* begin Input for this task *

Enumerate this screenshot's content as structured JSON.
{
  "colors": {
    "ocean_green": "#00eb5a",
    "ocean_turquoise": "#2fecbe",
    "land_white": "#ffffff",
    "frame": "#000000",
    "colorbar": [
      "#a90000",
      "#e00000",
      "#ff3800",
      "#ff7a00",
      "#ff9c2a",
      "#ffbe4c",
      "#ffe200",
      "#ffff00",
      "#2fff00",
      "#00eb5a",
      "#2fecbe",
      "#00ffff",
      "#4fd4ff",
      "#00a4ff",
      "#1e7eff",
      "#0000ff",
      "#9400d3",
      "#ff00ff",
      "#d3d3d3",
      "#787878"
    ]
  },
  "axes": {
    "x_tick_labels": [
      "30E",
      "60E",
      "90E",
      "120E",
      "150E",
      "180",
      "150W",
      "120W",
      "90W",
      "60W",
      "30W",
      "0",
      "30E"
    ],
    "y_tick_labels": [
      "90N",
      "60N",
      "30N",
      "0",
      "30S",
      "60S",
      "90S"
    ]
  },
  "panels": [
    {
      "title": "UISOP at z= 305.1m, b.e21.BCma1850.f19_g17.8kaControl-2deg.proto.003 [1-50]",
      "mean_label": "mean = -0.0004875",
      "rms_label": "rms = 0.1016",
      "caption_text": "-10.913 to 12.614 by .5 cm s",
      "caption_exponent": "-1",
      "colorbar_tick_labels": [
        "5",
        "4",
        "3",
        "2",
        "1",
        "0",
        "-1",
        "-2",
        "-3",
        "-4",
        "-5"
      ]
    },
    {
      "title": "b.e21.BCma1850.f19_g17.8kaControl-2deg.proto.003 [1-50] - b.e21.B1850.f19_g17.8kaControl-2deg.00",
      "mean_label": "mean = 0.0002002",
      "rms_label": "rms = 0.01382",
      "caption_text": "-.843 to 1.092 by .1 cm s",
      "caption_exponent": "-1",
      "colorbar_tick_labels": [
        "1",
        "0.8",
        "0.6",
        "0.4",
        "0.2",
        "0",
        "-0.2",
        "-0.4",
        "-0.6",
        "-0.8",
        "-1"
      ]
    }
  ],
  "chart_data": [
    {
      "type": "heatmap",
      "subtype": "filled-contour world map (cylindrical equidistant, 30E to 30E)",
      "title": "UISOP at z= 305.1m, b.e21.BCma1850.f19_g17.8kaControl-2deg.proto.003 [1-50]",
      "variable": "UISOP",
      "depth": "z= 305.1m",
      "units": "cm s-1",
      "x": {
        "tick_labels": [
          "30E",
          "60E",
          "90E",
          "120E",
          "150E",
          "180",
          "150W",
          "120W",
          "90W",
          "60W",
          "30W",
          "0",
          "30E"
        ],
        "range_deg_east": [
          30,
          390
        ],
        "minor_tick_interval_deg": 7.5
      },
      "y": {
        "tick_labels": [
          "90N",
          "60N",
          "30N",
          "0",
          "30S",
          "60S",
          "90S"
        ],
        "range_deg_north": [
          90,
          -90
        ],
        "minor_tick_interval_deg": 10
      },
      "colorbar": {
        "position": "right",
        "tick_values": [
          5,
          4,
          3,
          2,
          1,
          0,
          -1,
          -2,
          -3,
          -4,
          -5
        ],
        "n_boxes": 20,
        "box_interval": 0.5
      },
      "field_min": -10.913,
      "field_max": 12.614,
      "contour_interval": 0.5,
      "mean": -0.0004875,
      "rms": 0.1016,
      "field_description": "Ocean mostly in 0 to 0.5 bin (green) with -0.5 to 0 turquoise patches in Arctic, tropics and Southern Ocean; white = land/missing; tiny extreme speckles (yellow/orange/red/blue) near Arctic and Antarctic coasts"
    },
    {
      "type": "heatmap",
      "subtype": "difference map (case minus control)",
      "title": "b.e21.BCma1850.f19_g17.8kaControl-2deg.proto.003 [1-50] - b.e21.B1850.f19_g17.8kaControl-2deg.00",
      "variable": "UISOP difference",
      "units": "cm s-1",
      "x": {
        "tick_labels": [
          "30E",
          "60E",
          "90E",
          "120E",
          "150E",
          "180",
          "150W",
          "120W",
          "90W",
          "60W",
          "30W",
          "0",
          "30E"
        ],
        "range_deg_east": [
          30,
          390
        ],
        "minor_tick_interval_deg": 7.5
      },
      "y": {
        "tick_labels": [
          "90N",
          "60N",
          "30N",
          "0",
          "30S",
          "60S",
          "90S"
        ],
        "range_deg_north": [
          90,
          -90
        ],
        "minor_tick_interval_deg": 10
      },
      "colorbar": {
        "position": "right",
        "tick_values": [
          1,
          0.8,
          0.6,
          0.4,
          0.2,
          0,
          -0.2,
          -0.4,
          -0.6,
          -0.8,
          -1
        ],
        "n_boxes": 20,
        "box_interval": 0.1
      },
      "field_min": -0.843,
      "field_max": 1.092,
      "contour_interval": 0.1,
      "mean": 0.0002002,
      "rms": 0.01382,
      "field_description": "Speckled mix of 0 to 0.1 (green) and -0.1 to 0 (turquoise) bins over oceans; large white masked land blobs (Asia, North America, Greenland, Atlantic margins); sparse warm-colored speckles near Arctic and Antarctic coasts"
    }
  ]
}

* end Input for this task *

- _Exercise_
Exactly reproduce all of the entries above.

- _Final result_
Enumerate this screenshot's content as structured JSON.
{
  "colors": {
    "ocean_green": "#00eb5a",
    "ocean_turquoise": "#2fecbe",
    "land_white": "#ffffff",
    "frame": "#000000",
    "colorbar": [
      "#a90000",
      "#e00000",
      "#ff3800",
      "#ff7a00",
      "#ff9c2a",
      "#ffbe4c",
      "#ffe200",
      "#ffff00",
      "#2fff00",
      "#00eb5a",
      "#2fecbe",
      "#00ffff",
      "#4fd4ff",
      "#00a4ff",
      "#1e7eff",
      "#0000ff",
      "#9400d3",
      "#ff00ff",
      "#d3d3d3",
      "#787878"
    ]
  },
  "axes": {
    "x_tick_labels": [
      "30E",
      "60E",
      "90E",
      "120E",
      "150E",
      "180",
      "150W",
      "120W",
      "90W",
      "60W",
      "30W",
      "0",
      "30E"
    ],
    "y_tick_labels": [
      "90N",
      "60N",
      "30N",
      "0",
      "30S",
      "60S",
      "90S"
    ]
  },
  "panels": [
    {
      "title": "UISOP at z= 305.1m, b.e21.BCma1850.f19_g17.8kaControl-2deg.proto.003 [1-50]",
      "mean_label": "mean = -0.0004875",
      "rms_label": "rms = 0.1016",
      "caption_text": "-10.913 to 12.614 by .5 cm s",
      "caption_exponent": "-1",
      "colorbar_tick_labels": [
        "5",
        "4",
        "3",
        "2",
        "1",
        "0",
        "-1",
        "-2",
        "-3",
        "-4",
        "-5"
      ]
    },
    {
      "title": "b.e21.BCma1850.f19_g17.8kaControl-2deg.proto.003 [1-50] - b.e21.B1850.f19_g17.8kaControl-2deg.00",
      "mean_label": "mean = 0.0002002",
      "rms_label": "rms = 0.01382",
      "caption_text": "-.843 to 1.092 by .1 cm s",
      "caption_exponent": "-1",
      "colorbar_tick_labels": [
        "1",
        "0.8",
        "0.6",
        "0.4",
        "0.2",
        "0",
        "-0.2",
        "-0.4",
        "-0.6",
        "-0.8",
        "-1"
      ]
    }
  ],
  "chart_data": [
    {
      "type": "heatmap",
      "subtype": "filled-contour world map (cylindrical equidistant, 30E to 30E)",
      "title": "UISOP at z= 305.1m, b.e21.BCma1850.f19_g17.8kaControl-2deg.proto.003 [1-50]",
      "variable": "UISOP",
      "depth": "z= 305.1m",
      "units": "cm s-1",
      "x": {
        "tick_labels": [
          "30E",
          "60E",
          "90E",
          "120E",
          "150E",
          "180",
          "150W",
          "120W",
          "90W",
          "60W",
          "30W",
          "0",
          "30E"
        ],
        "range_deg_east": [
          30,
          390
        ],
        "minor_tick_interval_deg": 7.5
      },
      "y": {
        "tick_labels": [
          "90N",
          "60N",
          "30N",
          "0",
          "30S",
          "60S",
          "90S"
        ],
        "range_deg_north": [
          90,
          -90
        ],
        "minor_tick_interval_deg": 10
      },
      "colorbar": {
        "position": "right",
        "tick_values": [
          5,
          4,
          3,
          2,
          1,
          0,
          -1,
          -2,
          -3,
          -4,
          -5
        ],
        "n_boxes": 20,
        "box_interval": 0.5
      },
      "field_min": -10.913,
      "field_max": 12.614,
      "contour_interval": 0.5,
      "mean": -0.0004875,
      "rms": 0.1016,
      "field_description": "Ocean mostly in 0 to 0.5 bin (green) with -0.5 to 0 turquoise patches in Arctic, tropics and Southern Ocean; white = land/missing; tiny extreme speckles (yellow/orange/red/blue) near Arctic and Antarctic coasts"
    },
    {
      "type": "heatmap",
      "subtype": "difference map (case minus control)",
      "title": "b.e21.BCma1850.f19_g17.8kaControl-2deg.proto.003 [1-50] - b.e21.B1850.f19_g17.8kaControl-2deg.00",
      "variable": "UISOP difference",
      "units": "cm s-1",
      "x": {
        "tick_labels": [
          "30E",
          "60E",
          "90E",
          "120E",
          "150E",
          "180",
          "150W",
          "120W",
          "90W",
          "60W",
          "30W",
          "0",
          "30E"
        ],
        "range_deg_east": [
          30,
          390
        ],
        "minor_tick_interval_deg": 7.5
      },
      "y": {
        "tick_labels": [
          "90N",
          "60N",
          "30N",
          "0",
          "30S",
          "60S",
          "90S"
        ],
        "range_deg_north": [
          90,
          -90
        ],
        "minor_tick_interval_deg": 10
      },
      "colorbar": {
        "position": "right",
        "tick_values": [
          1,
          0.8,
          0.6,
          0.4,
          0.2,
          0,
          -0.2,
          -0.4,
          -0.6,
          -0.8,
          -1
        ],
        "n_boxes": 20,
        "box_interval": 0.1
      },
      "field_min": -0.843,
      "field_max": 1.092,
      "contour_interval": 0.1,
      "mean": 0.0002002,
      "rms": 0.01382,
      "field_description": "Speckled mix of 0 to 0.1 (green) and -0.1 to 0 (turquoise) bins over oceans; large white masked land blobs (Asia, North America, Greenland, Atlantic margins); sparse warm-colored speckles near Arctic and Antarctic coasts"
    }
  ]
}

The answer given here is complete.